# Your objective
Copy out the entries below in full and exactly.

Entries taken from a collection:
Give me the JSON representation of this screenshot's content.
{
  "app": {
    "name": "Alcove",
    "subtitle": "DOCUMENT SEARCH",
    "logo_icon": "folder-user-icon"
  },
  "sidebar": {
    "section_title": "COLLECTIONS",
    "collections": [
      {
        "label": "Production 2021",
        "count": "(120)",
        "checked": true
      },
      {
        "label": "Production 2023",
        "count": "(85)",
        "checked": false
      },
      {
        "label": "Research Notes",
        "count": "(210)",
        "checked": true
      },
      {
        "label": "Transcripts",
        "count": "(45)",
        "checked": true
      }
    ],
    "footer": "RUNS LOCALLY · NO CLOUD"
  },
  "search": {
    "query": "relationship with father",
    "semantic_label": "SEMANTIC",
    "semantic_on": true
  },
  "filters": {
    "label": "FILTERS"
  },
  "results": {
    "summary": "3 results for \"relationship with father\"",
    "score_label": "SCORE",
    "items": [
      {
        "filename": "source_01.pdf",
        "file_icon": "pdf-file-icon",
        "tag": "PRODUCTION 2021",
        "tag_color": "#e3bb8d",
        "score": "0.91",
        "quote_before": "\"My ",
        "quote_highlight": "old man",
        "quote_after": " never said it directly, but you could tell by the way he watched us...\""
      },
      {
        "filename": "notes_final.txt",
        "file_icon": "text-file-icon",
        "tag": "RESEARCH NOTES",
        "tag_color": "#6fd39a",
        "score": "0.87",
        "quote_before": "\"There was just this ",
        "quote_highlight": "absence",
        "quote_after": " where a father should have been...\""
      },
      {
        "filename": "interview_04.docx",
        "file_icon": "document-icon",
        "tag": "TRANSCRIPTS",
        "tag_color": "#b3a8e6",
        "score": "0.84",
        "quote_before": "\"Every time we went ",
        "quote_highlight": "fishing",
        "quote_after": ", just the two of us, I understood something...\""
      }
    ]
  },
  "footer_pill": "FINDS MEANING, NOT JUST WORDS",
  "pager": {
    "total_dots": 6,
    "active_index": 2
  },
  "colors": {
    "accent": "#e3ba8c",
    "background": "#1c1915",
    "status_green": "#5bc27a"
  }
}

# Answer to this problem
Give me the JSON representation of this screenshot's content.
{
  "app": {
    "name": "Alcove",
    "subtitle": "DOCUMENT SEARCH",
    "logo_icon": "folder-user-icon"
  },
  "sidebar": {
    "section_title": "COLLECTIONS",
    "collections": [
      {
        "label": "Production 2021",
        "count": "(120)",
        "checked": true
      },
      {
        "label": "Production 2023",
        "count": "(85)",
        "checked": false
      },
      {
        "label": "Research Notes",
        "count": "(210)",
        "checked": true
      },
      {
        "label": "Transcripts",
        "count": "(45)",
        "checked": true
      }
    ],
    "footer": "RUNS LOCALLY · NO CLOUD"
  },
  "search": {
    "query": "relationship with father",
    "semantic_label": "SEMANTIC",
    "semantic_on": true
  },
  "filters": {
    "label": "FILTERS"
  },
  "results": {
    "summary": "3 results for \"relationship with father\"",
    "score_label": "SCORE",
    "items": [
      {
        "filename": "source_01.pdf",
        "file_icon": "pdf-file-icon",
        "tag": "PRODUCTION 2021",
        "tag_color": "#e3bb8d",
        "score": "0.91",
        "quote_before": "\"My ",
        "quote_highlight": "old man",
        "quote_after": " never said it directly, but you could tell by the way he watched us...\""
      },
      {
        "filename": "notes_final.txt",
        "file_icon": "text-file-icon",
        "tag": "RESEARCH NOTES",
        "tag_color": "#6fd39a",
        "score": "0.87",
        "quote_before": "\"There was just this ",
        "quote_highlight": "absence",
        "quote_after": " where a father should have been...\""
      },
      {
        "filename": "interview_04.docx",
        "file_icon": "document-icon",
        "tag": "TRANSCRIPTS",
        "tag_color": "#b3a8e6",
        "score": "0.84",
        "quote_before": "\"Every time we went ",
        "quote_highlight": "fishing",
        "quote_after": ", just the two of us, I understood something...\""
      }
    ]
  },
  "footer_pill": "FINDS MEANING, NOT JUST WORDS",
  "pager": {
    "total_dots": 6,
    "active_index": 2
  },
  "colors": {
    "accent": "#e3ba8c",
    "background": "#1c1915",
    "status_green": "#5bc27a"
  }
}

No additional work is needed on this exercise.